--- Start ---

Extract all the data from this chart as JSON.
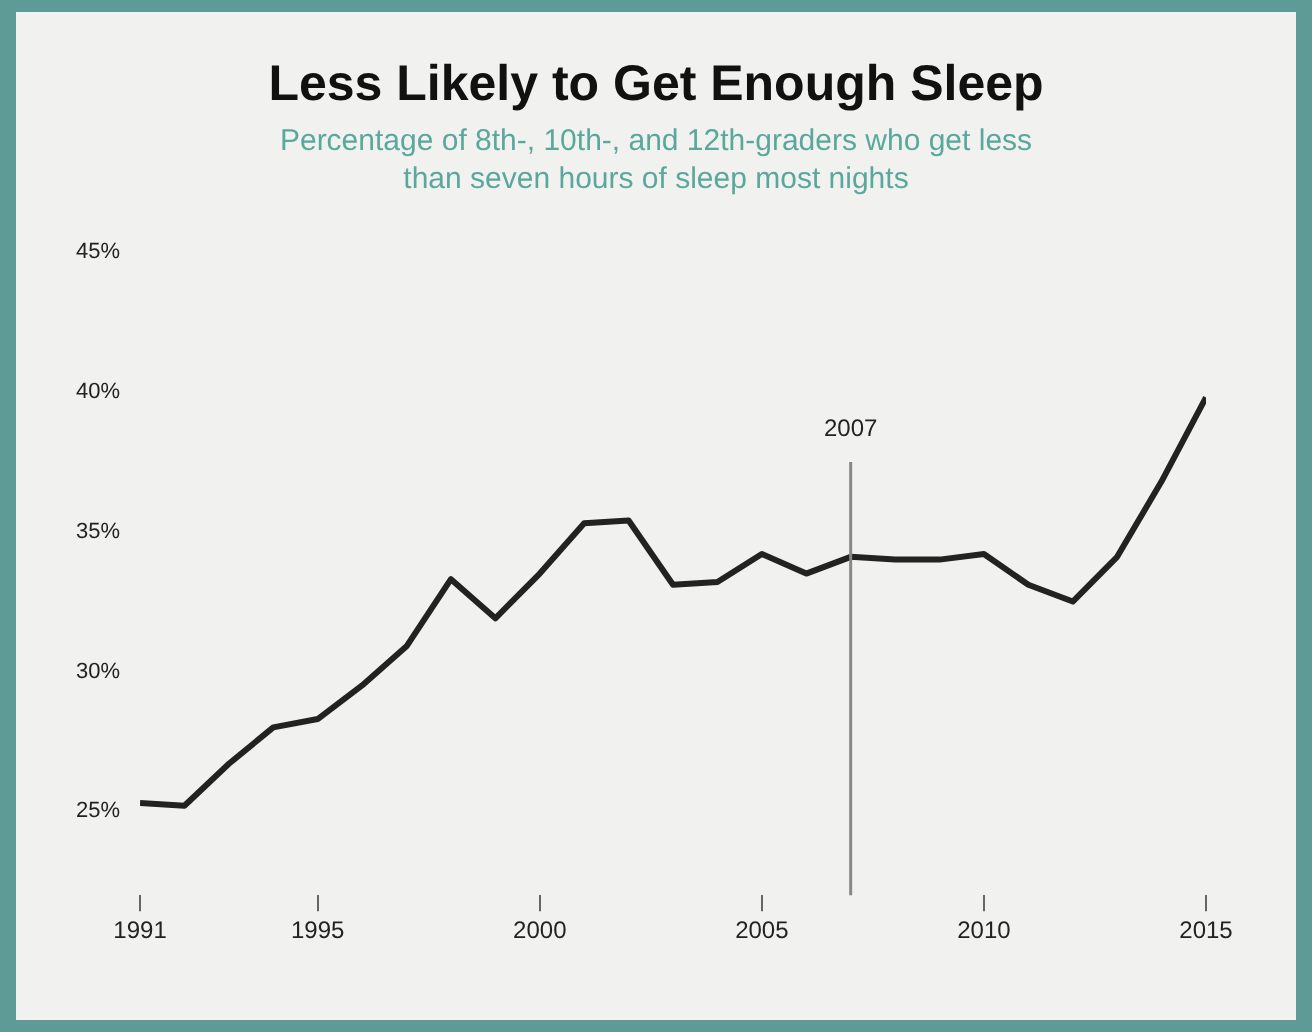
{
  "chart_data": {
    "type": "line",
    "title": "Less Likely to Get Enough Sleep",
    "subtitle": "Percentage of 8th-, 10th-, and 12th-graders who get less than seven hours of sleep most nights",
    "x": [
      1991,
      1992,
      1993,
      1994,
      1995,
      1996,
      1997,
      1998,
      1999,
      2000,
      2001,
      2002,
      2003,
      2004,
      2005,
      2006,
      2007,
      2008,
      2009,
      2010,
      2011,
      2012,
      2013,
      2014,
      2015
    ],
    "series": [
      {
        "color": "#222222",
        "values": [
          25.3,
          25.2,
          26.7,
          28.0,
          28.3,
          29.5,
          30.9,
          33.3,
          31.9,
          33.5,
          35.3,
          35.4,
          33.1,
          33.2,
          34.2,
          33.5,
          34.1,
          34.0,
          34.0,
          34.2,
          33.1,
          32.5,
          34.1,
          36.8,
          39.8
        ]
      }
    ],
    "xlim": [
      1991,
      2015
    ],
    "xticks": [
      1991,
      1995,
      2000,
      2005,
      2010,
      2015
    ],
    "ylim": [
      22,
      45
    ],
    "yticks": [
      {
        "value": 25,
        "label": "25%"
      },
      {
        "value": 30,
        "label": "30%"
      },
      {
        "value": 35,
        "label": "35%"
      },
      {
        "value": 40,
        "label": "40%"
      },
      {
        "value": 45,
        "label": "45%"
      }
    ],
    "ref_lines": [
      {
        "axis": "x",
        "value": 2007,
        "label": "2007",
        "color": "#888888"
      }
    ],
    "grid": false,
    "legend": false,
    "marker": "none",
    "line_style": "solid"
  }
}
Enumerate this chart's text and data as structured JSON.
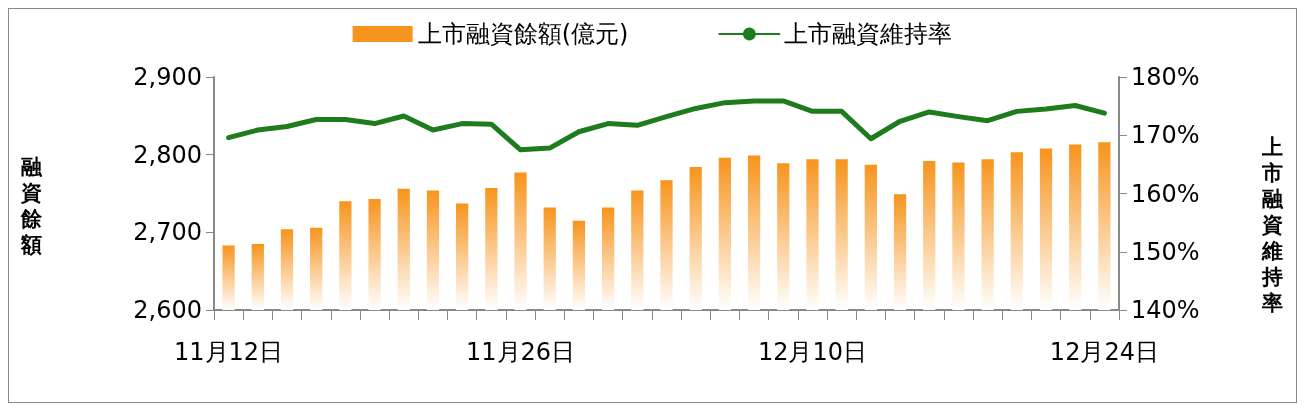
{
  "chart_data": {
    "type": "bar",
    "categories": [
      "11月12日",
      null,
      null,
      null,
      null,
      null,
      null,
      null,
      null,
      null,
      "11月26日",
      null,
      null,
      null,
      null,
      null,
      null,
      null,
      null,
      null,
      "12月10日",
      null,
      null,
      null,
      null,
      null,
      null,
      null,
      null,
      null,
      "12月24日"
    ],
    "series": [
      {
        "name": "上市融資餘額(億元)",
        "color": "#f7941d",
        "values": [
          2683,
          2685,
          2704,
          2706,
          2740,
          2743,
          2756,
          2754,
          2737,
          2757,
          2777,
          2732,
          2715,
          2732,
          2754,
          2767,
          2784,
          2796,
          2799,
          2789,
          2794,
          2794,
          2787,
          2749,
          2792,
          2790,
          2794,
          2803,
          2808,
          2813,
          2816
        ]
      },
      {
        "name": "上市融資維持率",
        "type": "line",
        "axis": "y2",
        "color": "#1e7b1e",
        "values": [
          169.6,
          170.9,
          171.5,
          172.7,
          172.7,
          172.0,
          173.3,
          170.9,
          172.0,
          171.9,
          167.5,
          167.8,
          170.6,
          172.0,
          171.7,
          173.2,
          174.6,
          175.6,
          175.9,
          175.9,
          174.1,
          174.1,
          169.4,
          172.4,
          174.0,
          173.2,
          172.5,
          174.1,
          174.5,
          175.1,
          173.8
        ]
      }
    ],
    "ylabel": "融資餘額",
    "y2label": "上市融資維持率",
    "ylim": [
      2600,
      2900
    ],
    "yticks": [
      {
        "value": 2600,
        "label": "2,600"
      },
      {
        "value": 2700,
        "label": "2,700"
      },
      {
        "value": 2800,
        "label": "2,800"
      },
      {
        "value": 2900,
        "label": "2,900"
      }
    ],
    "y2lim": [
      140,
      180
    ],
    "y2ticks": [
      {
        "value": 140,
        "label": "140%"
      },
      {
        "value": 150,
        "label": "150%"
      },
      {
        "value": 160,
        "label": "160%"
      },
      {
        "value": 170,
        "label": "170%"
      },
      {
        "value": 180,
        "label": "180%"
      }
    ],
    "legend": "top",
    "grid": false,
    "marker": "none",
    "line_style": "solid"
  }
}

--- End ---
--- Start ---

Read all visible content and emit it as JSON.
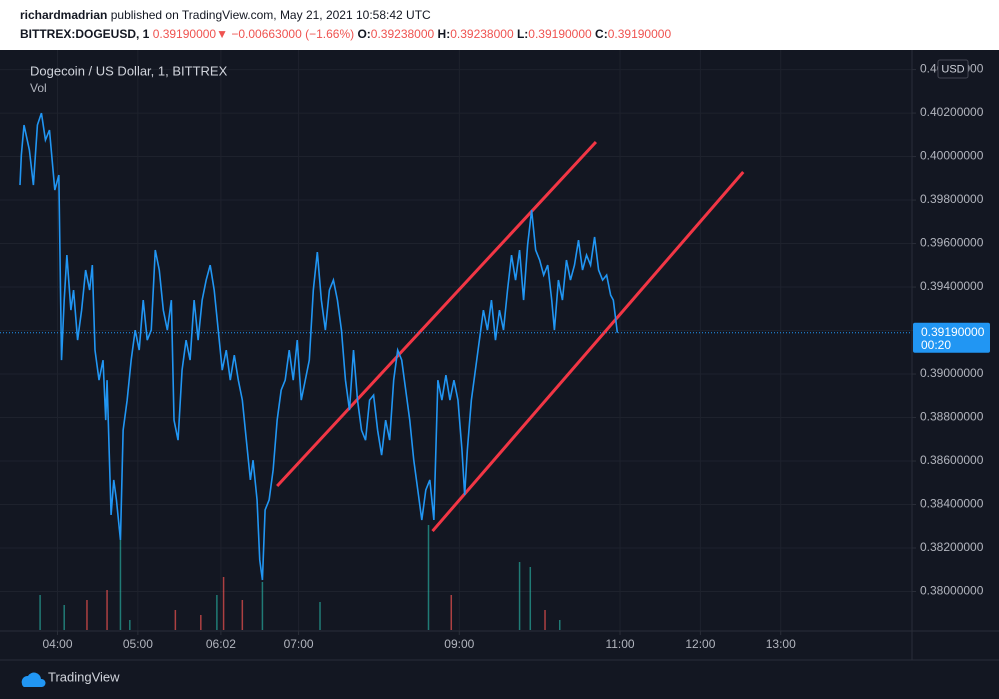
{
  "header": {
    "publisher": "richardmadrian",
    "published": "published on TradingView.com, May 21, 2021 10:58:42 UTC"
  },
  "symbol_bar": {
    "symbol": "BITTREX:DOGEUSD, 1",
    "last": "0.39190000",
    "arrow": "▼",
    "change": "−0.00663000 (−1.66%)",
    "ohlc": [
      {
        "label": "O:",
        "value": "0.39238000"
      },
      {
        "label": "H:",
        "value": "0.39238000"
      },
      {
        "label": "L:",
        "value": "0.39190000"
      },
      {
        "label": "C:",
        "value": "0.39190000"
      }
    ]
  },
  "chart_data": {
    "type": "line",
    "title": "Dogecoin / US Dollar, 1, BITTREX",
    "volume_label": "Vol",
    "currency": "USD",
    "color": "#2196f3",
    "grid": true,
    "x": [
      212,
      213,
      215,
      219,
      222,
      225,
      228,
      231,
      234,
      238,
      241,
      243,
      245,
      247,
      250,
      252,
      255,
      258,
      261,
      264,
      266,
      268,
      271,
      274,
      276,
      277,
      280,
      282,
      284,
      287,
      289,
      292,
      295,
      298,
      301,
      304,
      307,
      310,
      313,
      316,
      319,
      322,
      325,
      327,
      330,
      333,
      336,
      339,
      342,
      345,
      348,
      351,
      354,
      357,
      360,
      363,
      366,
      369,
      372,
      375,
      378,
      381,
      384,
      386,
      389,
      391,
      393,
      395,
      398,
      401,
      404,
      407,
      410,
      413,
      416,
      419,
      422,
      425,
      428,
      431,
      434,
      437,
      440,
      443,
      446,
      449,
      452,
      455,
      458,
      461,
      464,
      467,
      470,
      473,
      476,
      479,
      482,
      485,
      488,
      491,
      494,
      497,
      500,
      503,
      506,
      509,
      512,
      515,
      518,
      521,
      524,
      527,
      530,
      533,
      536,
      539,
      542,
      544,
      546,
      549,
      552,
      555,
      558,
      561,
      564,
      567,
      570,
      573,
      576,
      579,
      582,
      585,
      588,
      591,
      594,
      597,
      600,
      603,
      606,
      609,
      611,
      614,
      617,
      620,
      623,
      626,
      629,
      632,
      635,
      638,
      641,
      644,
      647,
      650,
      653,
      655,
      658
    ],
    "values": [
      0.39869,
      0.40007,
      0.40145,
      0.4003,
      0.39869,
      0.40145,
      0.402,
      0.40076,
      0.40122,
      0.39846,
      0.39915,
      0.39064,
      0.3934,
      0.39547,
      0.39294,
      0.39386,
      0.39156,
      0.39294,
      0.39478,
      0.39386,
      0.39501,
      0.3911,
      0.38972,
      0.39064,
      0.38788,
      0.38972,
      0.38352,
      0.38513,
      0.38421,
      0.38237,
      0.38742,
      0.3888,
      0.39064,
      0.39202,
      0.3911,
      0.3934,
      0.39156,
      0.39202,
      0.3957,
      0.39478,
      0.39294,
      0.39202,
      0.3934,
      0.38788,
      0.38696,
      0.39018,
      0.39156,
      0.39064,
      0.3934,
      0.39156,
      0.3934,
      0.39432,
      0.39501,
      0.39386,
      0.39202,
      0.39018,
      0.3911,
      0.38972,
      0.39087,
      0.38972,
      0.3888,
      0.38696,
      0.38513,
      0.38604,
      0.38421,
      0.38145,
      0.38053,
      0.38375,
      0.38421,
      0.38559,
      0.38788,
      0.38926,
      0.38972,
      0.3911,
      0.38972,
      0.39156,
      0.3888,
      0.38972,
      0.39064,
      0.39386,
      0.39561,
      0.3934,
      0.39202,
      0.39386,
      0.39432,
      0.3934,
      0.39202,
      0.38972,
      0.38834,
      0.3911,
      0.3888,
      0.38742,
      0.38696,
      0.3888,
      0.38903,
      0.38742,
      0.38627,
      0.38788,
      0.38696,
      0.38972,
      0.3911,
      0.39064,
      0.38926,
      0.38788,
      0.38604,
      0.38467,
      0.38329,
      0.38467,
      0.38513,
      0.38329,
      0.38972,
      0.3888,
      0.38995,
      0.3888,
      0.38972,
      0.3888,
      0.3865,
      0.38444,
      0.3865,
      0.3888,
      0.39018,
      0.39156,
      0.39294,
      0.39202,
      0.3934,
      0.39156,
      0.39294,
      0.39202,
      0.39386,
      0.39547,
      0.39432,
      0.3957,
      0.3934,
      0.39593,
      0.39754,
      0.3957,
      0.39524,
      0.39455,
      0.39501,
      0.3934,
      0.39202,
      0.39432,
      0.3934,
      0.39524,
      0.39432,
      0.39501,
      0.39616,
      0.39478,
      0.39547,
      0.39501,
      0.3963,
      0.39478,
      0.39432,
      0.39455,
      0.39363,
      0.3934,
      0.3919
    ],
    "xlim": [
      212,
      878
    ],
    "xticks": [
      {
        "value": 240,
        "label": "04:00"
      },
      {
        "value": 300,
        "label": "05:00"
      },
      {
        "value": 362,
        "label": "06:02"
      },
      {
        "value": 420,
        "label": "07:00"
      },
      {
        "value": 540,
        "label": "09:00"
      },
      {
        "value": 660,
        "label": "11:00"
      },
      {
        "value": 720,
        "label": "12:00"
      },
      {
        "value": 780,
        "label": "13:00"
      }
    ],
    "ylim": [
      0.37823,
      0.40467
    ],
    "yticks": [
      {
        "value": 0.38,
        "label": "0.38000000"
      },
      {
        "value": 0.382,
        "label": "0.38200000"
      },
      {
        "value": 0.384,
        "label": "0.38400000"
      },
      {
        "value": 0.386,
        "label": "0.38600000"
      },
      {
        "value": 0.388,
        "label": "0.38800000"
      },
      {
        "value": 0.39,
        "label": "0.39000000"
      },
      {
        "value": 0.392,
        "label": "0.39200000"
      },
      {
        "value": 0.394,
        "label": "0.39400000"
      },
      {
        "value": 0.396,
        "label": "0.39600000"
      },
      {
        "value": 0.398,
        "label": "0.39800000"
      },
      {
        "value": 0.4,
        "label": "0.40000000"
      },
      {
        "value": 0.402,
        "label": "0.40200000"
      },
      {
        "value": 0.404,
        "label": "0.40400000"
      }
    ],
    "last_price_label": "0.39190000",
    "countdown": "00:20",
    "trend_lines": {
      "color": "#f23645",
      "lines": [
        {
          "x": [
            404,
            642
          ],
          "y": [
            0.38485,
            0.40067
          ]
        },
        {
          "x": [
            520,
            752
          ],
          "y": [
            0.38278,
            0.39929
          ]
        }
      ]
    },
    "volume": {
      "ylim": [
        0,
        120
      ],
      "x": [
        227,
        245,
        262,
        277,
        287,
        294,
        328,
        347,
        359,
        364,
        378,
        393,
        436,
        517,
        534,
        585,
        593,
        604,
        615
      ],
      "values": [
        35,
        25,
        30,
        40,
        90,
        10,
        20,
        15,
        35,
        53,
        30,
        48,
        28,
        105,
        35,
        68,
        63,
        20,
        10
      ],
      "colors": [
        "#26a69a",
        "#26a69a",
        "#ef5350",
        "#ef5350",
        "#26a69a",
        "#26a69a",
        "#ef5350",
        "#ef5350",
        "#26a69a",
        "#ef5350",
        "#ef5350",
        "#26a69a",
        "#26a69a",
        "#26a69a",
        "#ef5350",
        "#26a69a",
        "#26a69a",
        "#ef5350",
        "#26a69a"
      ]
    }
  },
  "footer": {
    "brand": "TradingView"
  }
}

--- End ---
--- Start ---

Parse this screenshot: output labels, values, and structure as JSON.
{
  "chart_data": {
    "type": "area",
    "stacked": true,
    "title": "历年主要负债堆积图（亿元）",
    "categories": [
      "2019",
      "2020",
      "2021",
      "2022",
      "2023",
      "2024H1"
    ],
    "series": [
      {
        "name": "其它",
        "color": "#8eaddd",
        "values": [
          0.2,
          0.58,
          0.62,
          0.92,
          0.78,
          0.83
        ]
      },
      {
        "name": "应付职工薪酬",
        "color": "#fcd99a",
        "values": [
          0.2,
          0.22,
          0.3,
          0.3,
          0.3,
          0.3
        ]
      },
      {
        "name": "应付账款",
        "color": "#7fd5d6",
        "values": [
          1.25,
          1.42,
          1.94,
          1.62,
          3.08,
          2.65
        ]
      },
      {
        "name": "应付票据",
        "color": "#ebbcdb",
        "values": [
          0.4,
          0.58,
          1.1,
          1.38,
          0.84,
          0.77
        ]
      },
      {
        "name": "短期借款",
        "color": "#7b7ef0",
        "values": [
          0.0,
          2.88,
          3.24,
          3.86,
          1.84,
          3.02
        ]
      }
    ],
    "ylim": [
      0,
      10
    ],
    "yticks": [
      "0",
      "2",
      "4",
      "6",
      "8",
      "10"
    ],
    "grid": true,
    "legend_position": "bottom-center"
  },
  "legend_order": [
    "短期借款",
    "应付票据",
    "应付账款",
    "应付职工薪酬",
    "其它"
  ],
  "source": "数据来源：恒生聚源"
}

--- End ---

* **Goal of the exercise**
Go through the material line by line. Show each line that contains the string "BITTREX".

* **Written response**
    "symbol": "BITTREX:DOGEUSD, 1",
    "title": "Dogecoin / US Dollar, 1, BITTREX",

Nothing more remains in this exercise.